Cosa fare =
1. Rispondi a queste domande sul testo sulla scuola italiana:
(a) In che giorno inizia l'anno scolastico 2013/14 dal punto di vista educativo e didattico?
(b) Qual è l'età media dei docenti?
(c) Quante sono circa le scuole paritarie in Lombardia?
2. Trascrivi senza modifiche il tratto del testo sulla scuola italiana che va da “Da decenni l’Amministrazione” fino a “risultati delle scuole.”.

Testo in esame =

------------------------------------------------

La scuola italiana
è soltanto apparato

L’ anno scolastico 2013/14 incomincia, dal punto di vista dell’apparato amministrativo il 2 settembre e, dal punto di vista educativo e didattico, il 12 settembre.

Oggi parliamo della scuola-apparato, cioè del governo amministrativo dall’alto e dell’infrastruttura amministrativa dal basso di un universo che conta quasi otto milioni di alunni, un milione di insegnanti, quattro/cinque milioni di famiglie: la più grande fabbrica dell’intelligenza del Paese. I segnali di una crescente inefficienza di questo apparato amministrativo si sono accumulati in questi ultimi anni: dispersione annua di circa 200 mila ragazzi, il Centro-Sud in coda alle classifiche mondiali Ocse-Pisa, sottoproduzione di circa 200 mila insegnanti precari; incapacità di reclutare regolarmente i dirigenti (quasi la metà delle 1500 scuole statali lombarde quest’anno dovrà ricorrere alle reggenze) e i nuovi docenti. L’età media dei docenti è di 52 anni, quella dei dirigenti arriva ai 60 anni.

Da decenni l’Amministrazione lo s/governa a mezzo di sanatorie, che sottoproducono ricorsi, che sottoproducono nuove sanatorie. Fino agli anni ‘60/’70 del ‘900 la scuola francese era stata nobilmente elevata da L. Althusser, marxista radicale, a “apparato ideologico di Stato”. Quella italiana di ideologico non ha ormai più nulla: è solo apparato e basta.

Luigi Berlinguer ha provato a smantellare il modello centralistico ormai obsoleto. Le scuole dovevano cessare di essere pezzi dell’amministrazione statale decentrati e diventare espressione della società civile sul territorio, centri di cultura e di sperimentazione educativa, di libertà dei percorsi. Lo Stato doveva stabilire la tavola delle competenze-chiave, i traguardi da raggiungere e, ovviamente, valutare i risultati delle scuole.

Le singole scuole erano libere di definire e di personalizzare gli itinerari dei ragazzi. Una potente lobby centralistica, fatta di partiti, sindacati, apparato amministrativo si è subito opposta, finora vittoriosamente, con due argomenti abusivi: solo un’amministrazione centralizzata può garantire l’eguaglianza delle opportunità per tutti i ragazzi e può sostenere le singole scuole. In realtà, il sistema ipercentralizzato ottocentesco ha prodotto disuguaglianze clamorose di accesso e di risultati e uguaglianza nell’ignoranza. L’amministrazione non vuole, ovviamente, essere smantellata; i sindacati sono largamente cogestori pervasivi di questo apparato, fino ai suoi livelli più alti.

Dietro gli interessi corporativi e la pigrizia riformista dei partiti, sta tuttavia un grumo ideologico consistente: quello dello statalismo, nella duplice forma del centralismo amministrativo e della riduzione della dimensione pubblica a quella statale. Donde la conseguenza che le scuole paritarie, che in Lombardia sono circa 1500, sono riconosciute come pubbliche, ma finanziate con i fichi secchi e solo di anno in anno. Restano a una scuola che voglia praticare l’autonomia, prevista dalla legge, solo due strade, che si possono denominare provocatoriamente: “anarchia” e “clandestinità”. Anarchia: procedere a sperimentare forme di autonomia didattica, organizzativa e finanziaria. Clandestinità: muoversi nel silenzio, per sfuggire agli attacchi che possono provenire dall’oscurità impenetrabile della giungla normativa.

------------------------------------------------

Record di dati =
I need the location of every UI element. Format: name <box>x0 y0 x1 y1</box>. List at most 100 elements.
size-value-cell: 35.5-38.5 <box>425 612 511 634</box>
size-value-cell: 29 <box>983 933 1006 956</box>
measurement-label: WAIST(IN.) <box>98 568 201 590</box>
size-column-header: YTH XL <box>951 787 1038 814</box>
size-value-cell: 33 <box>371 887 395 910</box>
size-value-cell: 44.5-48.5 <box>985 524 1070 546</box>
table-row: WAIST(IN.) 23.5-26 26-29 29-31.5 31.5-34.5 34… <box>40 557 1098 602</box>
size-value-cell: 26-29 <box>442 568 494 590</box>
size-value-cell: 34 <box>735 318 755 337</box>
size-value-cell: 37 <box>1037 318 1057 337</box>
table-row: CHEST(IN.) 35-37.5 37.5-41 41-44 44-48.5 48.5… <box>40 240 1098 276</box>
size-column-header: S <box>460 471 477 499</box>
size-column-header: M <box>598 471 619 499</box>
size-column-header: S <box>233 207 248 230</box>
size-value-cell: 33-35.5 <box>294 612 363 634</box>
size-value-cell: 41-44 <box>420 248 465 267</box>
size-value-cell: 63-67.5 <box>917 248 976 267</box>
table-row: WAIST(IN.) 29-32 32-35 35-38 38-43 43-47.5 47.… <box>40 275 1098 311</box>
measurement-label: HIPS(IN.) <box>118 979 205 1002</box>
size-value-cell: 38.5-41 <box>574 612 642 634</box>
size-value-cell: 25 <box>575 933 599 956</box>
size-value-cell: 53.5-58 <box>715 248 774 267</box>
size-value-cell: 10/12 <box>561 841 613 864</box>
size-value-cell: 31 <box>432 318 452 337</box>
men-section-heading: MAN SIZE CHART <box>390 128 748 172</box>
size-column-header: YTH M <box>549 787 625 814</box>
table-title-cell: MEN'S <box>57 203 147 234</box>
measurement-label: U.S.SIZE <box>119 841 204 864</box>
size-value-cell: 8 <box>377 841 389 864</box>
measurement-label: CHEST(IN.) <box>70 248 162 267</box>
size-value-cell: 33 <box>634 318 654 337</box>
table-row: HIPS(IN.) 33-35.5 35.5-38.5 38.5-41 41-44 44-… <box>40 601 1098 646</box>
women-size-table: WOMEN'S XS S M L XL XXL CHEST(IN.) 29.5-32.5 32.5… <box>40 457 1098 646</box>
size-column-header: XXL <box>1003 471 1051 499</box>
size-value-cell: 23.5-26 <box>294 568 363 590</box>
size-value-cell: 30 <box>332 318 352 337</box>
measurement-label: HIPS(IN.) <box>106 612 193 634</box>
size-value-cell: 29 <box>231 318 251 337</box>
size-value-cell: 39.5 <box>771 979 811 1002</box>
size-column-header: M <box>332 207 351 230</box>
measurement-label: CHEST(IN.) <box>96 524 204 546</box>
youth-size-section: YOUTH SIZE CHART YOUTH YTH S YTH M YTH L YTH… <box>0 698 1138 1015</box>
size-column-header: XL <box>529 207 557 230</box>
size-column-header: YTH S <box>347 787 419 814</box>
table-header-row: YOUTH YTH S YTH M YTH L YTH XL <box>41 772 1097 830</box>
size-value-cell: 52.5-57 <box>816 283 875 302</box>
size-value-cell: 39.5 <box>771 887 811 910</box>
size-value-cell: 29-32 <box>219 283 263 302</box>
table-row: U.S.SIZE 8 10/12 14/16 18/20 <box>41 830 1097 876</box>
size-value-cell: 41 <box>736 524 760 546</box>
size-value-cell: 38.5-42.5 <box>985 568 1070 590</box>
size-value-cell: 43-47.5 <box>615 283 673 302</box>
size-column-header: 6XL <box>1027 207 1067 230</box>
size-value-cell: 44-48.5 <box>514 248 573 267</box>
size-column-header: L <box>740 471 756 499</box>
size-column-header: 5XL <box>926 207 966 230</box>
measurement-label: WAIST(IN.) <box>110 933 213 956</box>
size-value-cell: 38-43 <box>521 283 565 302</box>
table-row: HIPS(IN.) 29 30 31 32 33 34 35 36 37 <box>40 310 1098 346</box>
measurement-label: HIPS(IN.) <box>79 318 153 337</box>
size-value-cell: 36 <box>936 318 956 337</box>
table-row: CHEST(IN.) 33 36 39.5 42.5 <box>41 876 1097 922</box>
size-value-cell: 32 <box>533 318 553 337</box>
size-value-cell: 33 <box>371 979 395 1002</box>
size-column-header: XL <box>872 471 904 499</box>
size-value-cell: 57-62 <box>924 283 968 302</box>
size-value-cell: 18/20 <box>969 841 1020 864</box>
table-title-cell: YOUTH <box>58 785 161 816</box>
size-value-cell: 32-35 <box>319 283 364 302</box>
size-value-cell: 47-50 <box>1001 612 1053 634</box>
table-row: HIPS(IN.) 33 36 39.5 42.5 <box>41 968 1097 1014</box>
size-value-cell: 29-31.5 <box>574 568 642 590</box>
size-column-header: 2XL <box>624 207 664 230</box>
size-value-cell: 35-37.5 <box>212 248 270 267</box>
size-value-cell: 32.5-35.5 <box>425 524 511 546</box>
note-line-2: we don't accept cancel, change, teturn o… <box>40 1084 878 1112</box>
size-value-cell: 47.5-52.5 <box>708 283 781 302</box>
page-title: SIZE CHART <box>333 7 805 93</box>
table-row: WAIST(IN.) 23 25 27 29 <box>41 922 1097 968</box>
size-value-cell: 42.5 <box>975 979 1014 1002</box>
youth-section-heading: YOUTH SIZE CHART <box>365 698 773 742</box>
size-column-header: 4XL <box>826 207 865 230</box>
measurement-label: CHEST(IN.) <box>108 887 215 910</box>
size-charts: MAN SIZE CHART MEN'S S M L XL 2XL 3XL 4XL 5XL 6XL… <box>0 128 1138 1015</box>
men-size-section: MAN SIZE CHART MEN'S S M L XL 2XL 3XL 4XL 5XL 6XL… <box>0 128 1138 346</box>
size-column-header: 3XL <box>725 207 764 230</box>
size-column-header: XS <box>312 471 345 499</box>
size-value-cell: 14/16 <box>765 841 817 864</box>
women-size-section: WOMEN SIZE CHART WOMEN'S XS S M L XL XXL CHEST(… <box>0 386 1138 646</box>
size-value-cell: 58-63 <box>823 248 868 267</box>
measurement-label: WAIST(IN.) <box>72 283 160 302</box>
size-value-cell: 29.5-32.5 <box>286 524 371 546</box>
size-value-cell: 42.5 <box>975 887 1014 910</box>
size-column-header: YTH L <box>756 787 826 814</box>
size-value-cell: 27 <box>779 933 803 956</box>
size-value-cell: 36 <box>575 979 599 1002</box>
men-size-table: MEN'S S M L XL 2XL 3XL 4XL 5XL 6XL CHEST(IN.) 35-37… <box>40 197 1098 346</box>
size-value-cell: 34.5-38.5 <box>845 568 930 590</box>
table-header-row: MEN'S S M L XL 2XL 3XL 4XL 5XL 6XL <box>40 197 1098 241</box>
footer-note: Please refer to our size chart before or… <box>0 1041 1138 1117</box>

------------------------------------------------

Risposte ai compiti =
1.
(a) Il 12 settembre.
(b) 52 anni.
(c) Circa 1500.

2.
Da decenni l’Amministrazione lo s/governa a mezzo di sanatorie, che sottoproducono ricorsi, che sottoproducono nuove sanatorie. Fino agli anni ‘60/’70 del ‘900 la scuola francese era stata nobilmente elevata da L. Althusser, marxista radicale, a “apparato ideologico di Stato”. Quella italiana di ideologico non ha ormai più nulla: è solo apparato e basta.

Luigi Berlinguer ha provato a smantellare il modello centralistico ormai obsoleto. Le scuole dovevano cessare di essere pezzi dell’amministrazione statale decentrati e diventare espressione della società civile sul territorio, centri di cultura e di sperimentazione educativa, di libertà dei percorsi. Lo Stato doveva stabilire la tavola delle competenze-chiave, i traguardi da raggiungere e, ovviamente, valutare i risultati delle scuole.